Input rows:
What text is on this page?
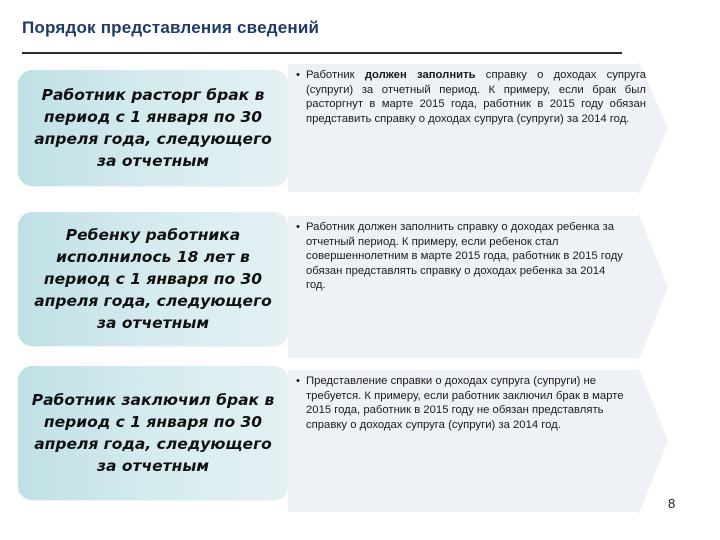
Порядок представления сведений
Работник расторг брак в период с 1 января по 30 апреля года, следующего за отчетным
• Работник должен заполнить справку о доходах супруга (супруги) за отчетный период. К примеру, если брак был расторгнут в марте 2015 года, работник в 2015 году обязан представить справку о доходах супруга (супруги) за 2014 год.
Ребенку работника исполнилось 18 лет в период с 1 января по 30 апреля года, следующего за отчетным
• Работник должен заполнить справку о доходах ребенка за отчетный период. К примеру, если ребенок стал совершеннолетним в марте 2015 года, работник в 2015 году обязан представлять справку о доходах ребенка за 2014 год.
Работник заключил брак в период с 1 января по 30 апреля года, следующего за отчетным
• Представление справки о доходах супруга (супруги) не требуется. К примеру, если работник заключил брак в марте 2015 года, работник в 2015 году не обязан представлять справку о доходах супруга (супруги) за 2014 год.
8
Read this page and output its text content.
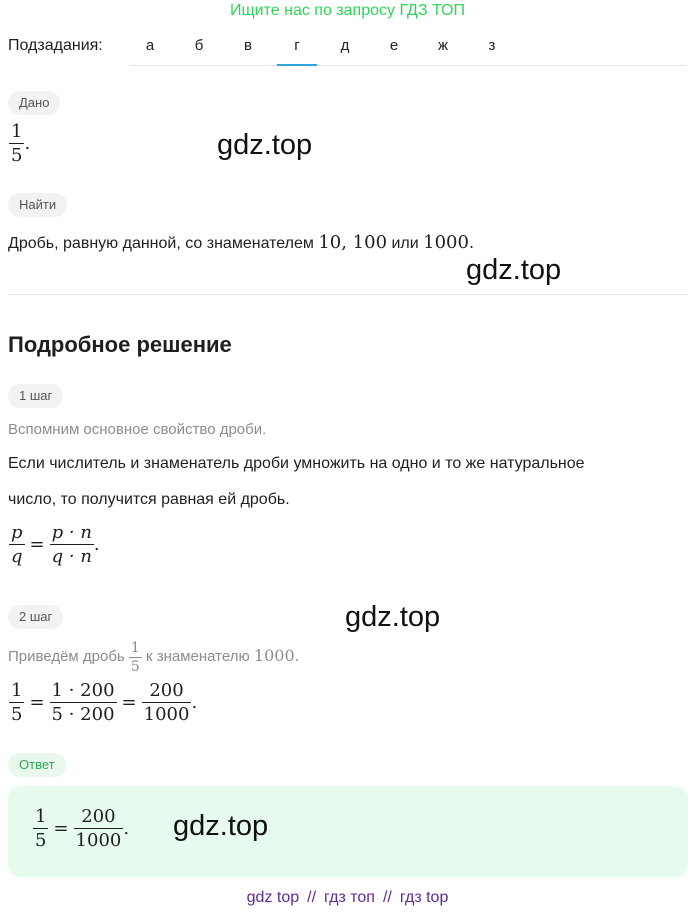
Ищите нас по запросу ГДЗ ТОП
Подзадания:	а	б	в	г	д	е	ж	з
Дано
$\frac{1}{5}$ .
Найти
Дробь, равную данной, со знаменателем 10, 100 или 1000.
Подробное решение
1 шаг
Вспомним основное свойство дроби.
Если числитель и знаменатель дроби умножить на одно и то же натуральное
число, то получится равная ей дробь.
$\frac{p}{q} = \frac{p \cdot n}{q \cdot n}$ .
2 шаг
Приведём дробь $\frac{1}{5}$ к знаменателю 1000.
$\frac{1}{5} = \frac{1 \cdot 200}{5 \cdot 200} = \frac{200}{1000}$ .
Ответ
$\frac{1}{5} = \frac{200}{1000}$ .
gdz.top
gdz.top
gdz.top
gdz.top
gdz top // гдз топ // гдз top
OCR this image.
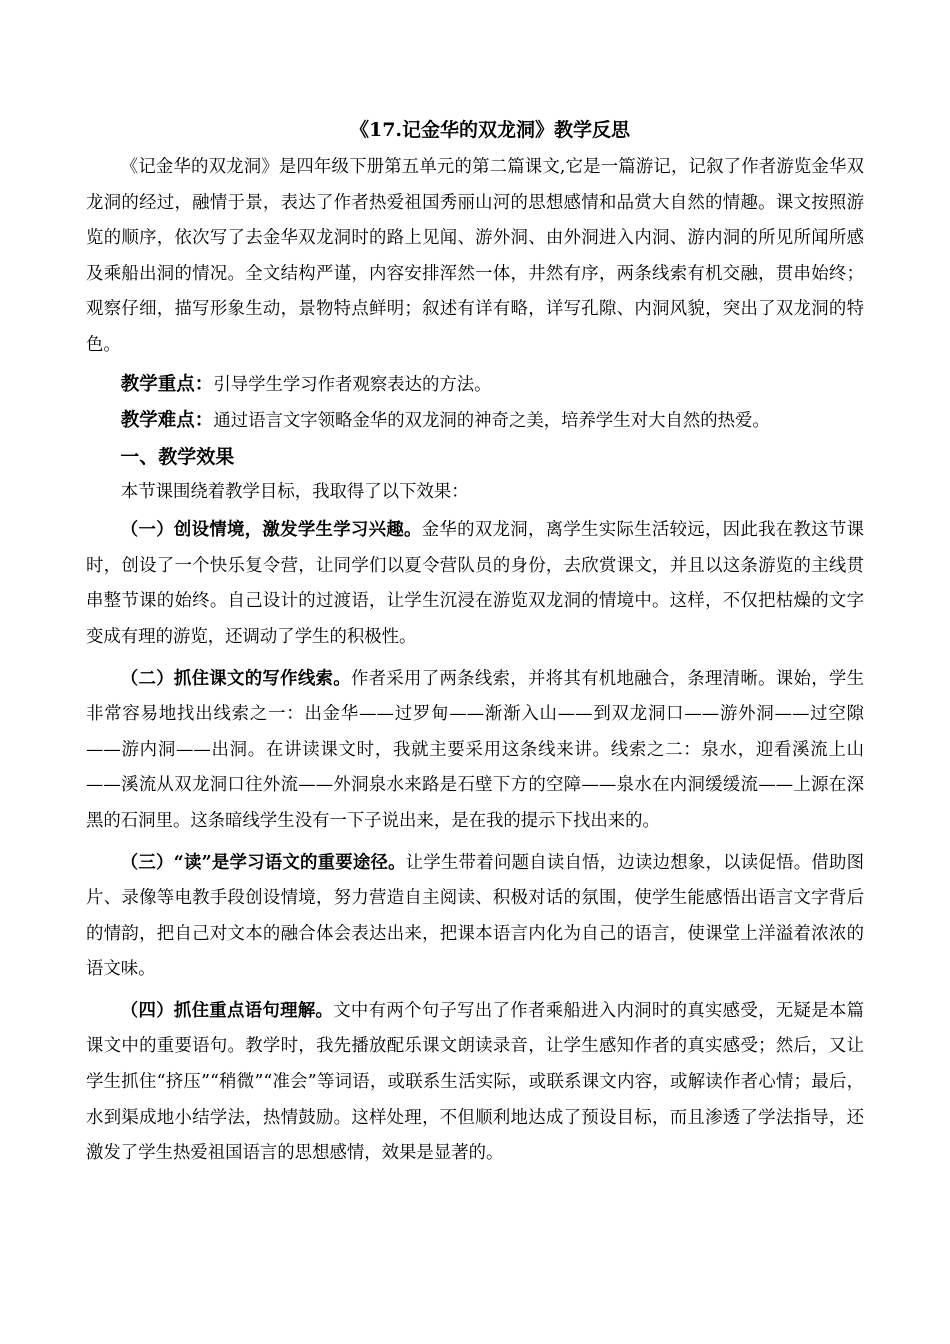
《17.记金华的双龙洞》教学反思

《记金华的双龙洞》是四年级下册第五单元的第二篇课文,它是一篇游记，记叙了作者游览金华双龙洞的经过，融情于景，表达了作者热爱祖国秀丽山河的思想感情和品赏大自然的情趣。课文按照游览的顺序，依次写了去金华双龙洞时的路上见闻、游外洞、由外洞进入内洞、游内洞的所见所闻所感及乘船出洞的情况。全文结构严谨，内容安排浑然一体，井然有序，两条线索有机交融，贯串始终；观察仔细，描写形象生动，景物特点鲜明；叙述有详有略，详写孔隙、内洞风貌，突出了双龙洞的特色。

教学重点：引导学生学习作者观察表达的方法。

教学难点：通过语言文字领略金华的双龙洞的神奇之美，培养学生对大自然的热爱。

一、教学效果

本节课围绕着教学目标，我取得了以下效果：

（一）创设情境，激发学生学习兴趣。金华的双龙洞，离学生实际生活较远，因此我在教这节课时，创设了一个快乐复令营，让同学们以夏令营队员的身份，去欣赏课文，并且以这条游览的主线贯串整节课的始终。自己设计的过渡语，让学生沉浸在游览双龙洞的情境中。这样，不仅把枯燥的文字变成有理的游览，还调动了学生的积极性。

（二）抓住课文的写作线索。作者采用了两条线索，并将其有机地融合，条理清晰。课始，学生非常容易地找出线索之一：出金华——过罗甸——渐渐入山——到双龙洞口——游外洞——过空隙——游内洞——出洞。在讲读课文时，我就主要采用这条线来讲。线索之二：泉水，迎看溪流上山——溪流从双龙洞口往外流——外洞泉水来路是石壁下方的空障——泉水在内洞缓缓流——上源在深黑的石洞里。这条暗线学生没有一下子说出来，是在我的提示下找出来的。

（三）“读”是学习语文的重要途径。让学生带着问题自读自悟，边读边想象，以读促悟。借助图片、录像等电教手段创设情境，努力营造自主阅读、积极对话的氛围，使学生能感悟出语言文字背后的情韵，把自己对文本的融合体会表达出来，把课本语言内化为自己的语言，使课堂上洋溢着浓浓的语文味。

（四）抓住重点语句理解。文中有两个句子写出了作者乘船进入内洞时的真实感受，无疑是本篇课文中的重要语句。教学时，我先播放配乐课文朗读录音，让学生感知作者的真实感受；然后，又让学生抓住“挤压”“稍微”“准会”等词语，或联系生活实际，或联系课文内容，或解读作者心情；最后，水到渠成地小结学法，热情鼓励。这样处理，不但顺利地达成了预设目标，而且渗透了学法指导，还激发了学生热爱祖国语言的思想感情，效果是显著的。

What you will do: Read the lines above. Gather those in which the string "должен" is found.

Correct response:
• Работник должен заполнить справку о доходах супруга (супруги) за отчетный период. К примеру, если брак был расторгнут в марте 2015 года, работник в 2015 году обязан представить справку о доходах супруга (супруги) за 2014 год.
• Работник должен заполнить справку о доходах ребенка за отчетный период. К примеру, если ребенок стал совершеннолетним в марте 2015 года, работник в 2015 году обязан представлять справку о доходах ребенка за 2014 год.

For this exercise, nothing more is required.